WORK TO DO
Nothing in the data should change when you return it, but leave the pictures out.

PROVIDED DATA
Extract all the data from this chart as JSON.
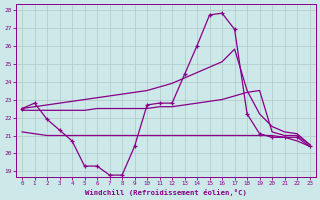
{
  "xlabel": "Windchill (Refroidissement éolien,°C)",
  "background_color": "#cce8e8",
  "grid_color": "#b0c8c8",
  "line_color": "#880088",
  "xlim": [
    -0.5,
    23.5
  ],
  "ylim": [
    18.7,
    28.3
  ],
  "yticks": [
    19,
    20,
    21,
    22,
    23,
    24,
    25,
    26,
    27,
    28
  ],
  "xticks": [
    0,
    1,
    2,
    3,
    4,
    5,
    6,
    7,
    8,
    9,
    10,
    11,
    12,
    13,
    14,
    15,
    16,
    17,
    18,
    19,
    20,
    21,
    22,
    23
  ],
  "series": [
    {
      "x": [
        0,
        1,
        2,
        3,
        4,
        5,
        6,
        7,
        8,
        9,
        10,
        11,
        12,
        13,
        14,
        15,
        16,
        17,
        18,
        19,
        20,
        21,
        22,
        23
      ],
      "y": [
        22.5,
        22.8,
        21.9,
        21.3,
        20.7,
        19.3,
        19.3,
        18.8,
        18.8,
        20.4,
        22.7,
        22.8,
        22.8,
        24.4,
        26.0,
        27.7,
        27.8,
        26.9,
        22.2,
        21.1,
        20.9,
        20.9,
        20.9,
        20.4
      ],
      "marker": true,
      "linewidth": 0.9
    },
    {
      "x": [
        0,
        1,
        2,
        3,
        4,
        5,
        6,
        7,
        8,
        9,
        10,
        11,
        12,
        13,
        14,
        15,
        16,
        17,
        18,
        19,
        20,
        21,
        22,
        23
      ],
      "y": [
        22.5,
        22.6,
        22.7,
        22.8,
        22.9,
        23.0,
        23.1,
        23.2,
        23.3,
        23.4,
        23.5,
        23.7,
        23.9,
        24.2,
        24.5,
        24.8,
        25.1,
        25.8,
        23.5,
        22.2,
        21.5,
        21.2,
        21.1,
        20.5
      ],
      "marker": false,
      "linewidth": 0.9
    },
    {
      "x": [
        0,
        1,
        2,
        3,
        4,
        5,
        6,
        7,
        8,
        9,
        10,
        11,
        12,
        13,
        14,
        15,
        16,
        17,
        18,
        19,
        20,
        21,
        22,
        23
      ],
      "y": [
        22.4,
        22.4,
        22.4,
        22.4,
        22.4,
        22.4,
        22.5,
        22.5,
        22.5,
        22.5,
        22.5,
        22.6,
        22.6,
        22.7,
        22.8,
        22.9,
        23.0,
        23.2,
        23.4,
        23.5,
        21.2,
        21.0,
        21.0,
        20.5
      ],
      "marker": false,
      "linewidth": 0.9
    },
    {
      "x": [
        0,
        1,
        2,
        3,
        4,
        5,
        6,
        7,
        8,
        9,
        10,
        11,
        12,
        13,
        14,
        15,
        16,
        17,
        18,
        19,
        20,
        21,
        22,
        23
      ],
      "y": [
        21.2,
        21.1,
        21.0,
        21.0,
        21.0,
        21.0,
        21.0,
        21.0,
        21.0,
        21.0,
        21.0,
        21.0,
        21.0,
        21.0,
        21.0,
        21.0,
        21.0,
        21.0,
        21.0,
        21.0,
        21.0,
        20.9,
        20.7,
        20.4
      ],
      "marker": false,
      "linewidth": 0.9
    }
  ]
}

ANSWER BELOW
Extract all the data from this chart as JSON.
{
  "xlabel": "Windchill (Refroidissement éolien,°C)",
  "background_color": "#cce8e8",
  "grid_color": "#b0c8c8",
  "line_color": "#880088",
  "xlim": [
    -0.5,
    23.5
  ],
  "ylim": [
    18.7,
    28.3
  ],
  "yticks": [
    19,
    20,
    21,
    22,
    23,
    24,
    25,
    26,
    27,
    28
  ],
  "xticks": [
    0,
    1,
    2,
    3,
    4,
    5,
    6,
    7,
    8,
    9,
    10,
    11,
    12,
    13,
    14,
    15,
    16,
    17,
    18,
    19,
    20,
    21,
    22,
    23
  ],
  "series": [
    {
      "x": [
        0,
        1,
        2,
        3,
        4,
        5,
        6,
        7,
        8,
        9,
        10,
        11,
        12,
        13,
        14,
        15,
        16,
        17,
        18,
        19,
        20,
        21,
        22,
        23
      ],
      "y": [
        22.5,
        22.8,
        21.9,
        21.3,
        20.7,
        19.3,
        19.3,
        18.8,
        18.8,
        20.4,
        22.7,
        22.8,
        22.8,
        24.4,
        26.0,
        27.7,
        27.8,
        26.9,
        22.2,
        21.1,
        20.9,
        20.9,
        20.9,
        20.4
      ],
      "marker": true,
      "linewidth": 0.9
    },
    {
      "x": [
        0,
        1,
        2,
        3,
        4,
        5,
        6,
        7,
        8,
        9,
        10,
        11,
        12,
        13,
        14,
        15,
        16,
        17,
        18,
        19,
        20,
        21,
        22,
        23
      ],
      "y": [
        22.5,
        22.6,
        22.7,
        22.8,
        22.9,
        23.0,
        23.1,
        23.2,
        23.3,
        23.4,
        23.5,
        23.7,
        23.9,
        24.2,
        24.5,
        24.8,
        25.1,
        25.8,
        23.5,
        22.2,
        21.5,
        21.2,
        21.1,
        20.5
      ],
      "marker": false,
      "linewidth": 0.9
    },
    {
      "x": [
        0,
        1,
        2,
        3,
        4,
        5,
        6,
        7,
        8,
        9,
        10,
        11,
        12,
        13,
        14,
        15,
        16,
        17,
        18,
        19,
        20,
        21,
        22,
        23
      ],
      "y": [
        22.4,
        22.4,
        22.4,
        22.4,
        22.4,
        22.4,
        22.5,
        22.5,
        22.5,
        22.5,
        22.5,
        22.6,
        22.6,
        22.7,
        22.8,
        22.9,
        23.0,
        23.2,
        23.4,
        23.5,
        21.2,
        21.0,
        21.0,
        20.5
      ],
      "marker": false,
      "linewidth": 0.9
    },
    {
      "x": [
        0,
        1,
        2,
        3,
        4,
        5,
        6,
        7,
        8,
        9,
        10,
        11,
        12,
        13,
        14,
        15,
        16,
        17,
        18,
        19,
        20,
        21,
        22,
        23
      ],
      "y": [
        21.2,
        21.1,
        21.0,
        21.0,
        21.0,
        21.0,
        21.0,
        21.0,
        21.0,
        21.0,
        21.0,
        21.0,
        21.0,
        21.0,
        21.0,
        21.0,
        21.0,
        21.0,
        21.0,
        21.0,
        21.0,
        20.9,
        20.7,
        20.4
      ],
      "marker": false,
      "linewidth": 0.9
    }
  ]
}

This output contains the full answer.